**Task details:** In the entries that follow, how many lines contain "Overall"? Answer with the number only.

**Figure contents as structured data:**
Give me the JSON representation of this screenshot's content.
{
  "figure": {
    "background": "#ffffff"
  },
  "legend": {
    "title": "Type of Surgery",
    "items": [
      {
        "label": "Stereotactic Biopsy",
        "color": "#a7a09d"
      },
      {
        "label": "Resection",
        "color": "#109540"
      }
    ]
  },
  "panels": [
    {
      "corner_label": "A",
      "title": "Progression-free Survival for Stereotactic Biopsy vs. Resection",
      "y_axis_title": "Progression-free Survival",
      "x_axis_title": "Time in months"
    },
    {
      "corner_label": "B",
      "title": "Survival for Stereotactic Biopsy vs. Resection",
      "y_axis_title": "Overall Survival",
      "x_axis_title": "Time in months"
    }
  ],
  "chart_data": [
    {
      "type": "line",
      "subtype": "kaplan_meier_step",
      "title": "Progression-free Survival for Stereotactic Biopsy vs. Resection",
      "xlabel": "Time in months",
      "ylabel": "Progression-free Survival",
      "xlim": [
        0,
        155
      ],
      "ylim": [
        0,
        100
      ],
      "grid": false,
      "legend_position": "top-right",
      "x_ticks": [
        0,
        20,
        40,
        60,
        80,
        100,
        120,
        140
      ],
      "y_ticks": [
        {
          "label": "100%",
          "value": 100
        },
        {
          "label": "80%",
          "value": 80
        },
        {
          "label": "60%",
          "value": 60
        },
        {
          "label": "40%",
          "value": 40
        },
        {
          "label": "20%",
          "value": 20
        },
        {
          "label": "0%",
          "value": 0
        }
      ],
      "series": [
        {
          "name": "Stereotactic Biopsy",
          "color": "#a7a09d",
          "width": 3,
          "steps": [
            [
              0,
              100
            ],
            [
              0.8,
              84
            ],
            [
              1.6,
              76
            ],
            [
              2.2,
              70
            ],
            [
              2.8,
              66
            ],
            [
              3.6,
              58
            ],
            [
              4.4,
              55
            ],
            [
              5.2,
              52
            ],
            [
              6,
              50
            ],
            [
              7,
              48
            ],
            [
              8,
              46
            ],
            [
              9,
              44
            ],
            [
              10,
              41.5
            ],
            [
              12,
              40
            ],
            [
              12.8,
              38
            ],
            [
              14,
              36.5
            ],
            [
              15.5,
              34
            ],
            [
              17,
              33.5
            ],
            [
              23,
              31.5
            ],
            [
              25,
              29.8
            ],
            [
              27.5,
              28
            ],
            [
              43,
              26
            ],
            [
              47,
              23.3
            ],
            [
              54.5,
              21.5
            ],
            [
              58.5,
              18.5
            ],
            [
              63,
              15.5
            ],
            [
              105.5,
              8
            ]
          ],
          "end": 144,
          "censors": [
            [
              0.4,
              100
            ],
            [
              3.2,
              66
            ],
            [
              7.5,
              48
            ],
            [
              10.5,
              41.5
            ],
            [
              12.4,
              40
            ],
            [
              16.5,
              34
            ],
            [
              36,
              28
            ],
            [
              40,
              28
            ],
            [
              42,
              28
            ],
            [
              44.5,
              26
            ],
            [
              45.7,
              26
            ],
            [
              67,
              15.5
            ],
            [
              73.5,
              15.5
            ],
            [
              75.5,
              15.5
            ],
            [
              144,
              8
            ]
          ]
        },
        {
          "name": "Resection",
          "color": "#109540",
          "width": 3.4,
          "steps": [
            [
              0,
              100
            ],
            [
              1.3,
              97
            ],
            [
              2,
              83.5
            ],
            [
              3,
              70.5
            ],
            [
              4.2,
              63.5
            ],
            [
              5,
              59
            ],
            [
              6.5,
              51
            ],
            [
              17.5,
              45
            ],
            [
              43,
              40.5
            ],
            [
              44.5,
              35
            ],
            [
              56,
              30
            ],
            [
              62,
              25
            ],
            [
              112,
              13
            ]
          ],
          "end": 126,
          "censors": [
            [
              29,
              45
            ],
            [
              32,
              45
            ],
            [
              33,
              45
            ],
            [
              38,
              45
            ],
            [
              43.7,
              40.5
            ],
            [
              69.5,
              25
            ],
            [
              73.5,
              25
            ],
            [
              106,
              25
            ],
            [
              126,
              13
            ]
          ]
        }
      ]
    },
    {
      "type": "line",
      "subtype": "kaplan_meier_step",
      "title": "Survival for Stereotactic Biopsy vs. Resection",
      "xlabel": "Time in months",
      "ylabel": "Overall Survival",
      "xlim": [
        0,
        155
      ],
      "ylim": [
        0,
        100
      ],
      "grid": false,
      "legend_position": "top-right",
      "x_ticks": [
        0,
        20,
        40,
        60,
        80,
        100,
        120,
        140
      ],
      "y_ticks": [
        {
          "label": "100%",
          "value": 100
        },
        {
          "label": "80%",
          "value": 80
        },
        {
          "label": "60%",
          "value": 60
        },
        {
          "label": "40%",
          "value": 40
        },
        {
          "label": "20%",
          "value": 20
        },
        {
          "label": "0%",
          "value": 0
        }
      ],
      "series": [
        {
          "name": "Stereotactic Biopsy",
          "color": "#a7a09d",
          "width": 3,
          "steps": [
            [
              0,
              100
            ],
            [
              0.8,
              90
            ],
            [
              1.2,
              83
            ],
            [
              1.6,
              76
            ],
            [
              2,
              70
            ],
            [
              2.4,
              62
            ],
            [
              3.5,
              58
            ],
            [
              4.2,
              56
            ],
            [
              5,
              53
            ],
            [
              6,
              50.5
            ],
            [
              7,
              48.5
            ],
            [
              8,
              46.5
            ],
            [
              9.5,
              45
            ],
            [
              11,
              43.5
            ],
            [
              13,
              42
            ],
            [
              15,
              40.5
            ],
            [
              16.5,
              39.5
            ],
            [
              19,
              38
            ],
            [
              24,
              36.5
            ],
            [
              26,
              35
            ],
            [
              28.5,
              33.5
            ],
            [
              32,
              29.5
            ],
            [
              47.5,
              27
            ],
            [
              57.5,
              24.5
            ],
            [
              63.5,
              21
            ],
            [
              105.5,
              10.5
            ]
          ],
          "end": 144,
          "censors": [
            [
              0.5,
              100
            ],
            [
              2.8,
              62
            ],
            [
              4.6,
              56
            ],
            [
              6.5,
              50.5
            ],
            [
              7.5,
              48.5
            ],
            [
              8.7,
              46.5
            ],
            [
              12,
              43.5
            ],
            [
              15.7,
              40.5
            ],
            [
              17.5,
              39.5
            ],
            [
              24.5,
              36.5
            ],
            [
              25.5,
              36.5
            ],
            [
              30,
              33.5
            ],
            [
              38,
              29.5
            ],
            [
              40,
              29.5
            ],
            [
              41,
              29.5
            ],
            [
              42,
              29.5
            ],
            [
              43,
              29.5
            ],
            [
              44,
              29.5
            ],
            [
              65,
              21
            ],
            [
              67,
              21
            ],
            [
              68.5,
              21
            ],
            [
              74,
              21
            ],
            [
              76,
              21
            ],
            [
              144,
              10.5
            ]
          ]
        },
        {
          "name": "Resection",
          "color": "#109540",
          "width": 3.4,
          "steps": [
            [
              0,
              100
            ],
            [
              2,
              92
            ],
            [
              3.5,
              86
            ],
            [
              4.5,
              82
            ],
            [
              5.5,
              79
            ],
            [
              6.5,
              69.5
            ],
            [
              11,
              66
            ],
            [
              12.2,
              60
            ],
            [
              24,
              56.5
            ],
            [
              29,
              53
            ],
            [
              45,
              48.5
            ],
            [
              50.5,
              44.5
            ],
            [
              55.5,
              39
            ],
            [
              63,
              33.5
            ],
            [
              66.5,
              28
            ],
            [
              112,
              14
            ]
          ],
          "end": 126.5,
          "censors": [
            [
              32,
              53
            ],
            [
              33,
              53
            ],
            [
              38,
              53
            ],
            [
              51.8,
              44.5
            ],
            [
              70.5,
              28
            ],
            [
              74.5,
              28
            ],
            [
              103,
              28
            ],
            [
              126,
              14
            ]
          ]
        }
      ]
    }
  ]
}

**Response to this task:** 2